_Alıntı_
☆ ☆ ☆

Şartlar ne olursa olsun Rabbimizin davasına yardım etme bilinç ve kararlılığını gösterenlere, Rabbimizin de yardım edeceğiyle ilgili temel yasası hep aklımızda. Gaypla olan bu ilişki boyutumuz şeytani tuzakların her zaman hesap dışı tutup aldandıkları en önemli konu. Yeter ki Rabbimizin gaybi yardımına müstehak olacak akidevi netlik ve niyet halisliğine, inancımızı yaşama azim ve kararlılığına sahip olabilelim.

Şeytani planlara rağmen Rabbimize dayanma azim ve kararlılığını gösterenlerin, sadece maddi hesaplarla izah edilemeyecek olan başarılarına son örnek ise, Hizbuilah'ın Güney Lübnan zaferi oldu. Bu zafer küreselleşme politikalarının yenilmezliği aldanışı içinde teslimiyet bayrağını çekenlere, müslümanların vereceği en güzel cevap olmalı.

☆ ☆ ☆

_Veri Bölümü_
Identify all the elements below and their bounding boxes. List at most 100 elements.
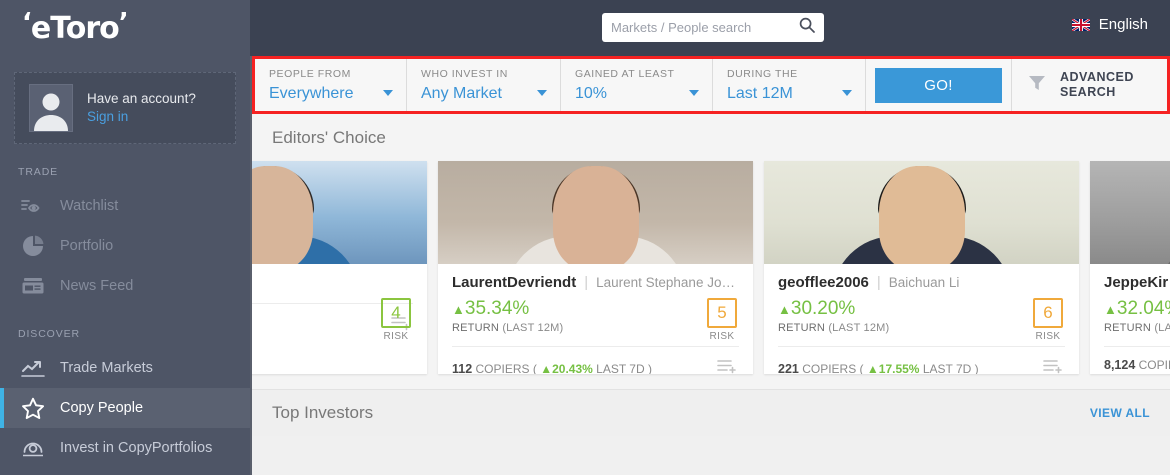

☆ ☆ ☆

_Yapmanız Gerekenler_
a) Alıntıda "Şartlar ne olursa" ile "güzel cevap olmalı." arasındaki bölümü, bu ifadeler de dahil olmak üzere aynen yazınız.
b) Alıntıya göre şeytani tuzakların her zaman hesap dışı tutup aldandıkları en önemli konu nedir?
Yanıtlarınızı yalnızca alıntıya dayandırınız.

_Görev Sonuçları_
a)
Şartlar ne olursa olsun Rabbimizin davasına yardım etme bilinç ve kararlılığını gösterenlere, Rabbimizin de yardım edeceğiyle ilgili temel yasası hep aklımızda. Gaypla olan bu ilişki boyutumuz şeytani tuzakların her zaman hesap dışı tutup aldandıkları en önemli konu. Yeter ki Rabbimizin gaybi yardımına müstehak olacak akidevi netlik ve niyet halisliğine, inancımızı yaşama azim ve kararlılığına sahip olabilelim.

Şeytani planlara rağmen Rabbimize dayanma azim ve kararlılığını gösterenlerin, sadece maddi hesaplarla izah edilemeyecek olan başarılarına son örnek ise, Hizbuilah'ın Güney Lübnan zaferi oldu. Bu zafer küreselleşme politikalarının yenilmezliği aldanışı içinde teslimiyet bayrağını çekenlere, müslümanların vereceği en güzel cevap olmalı.

b) Gaypla olan ilişki boyutumuz.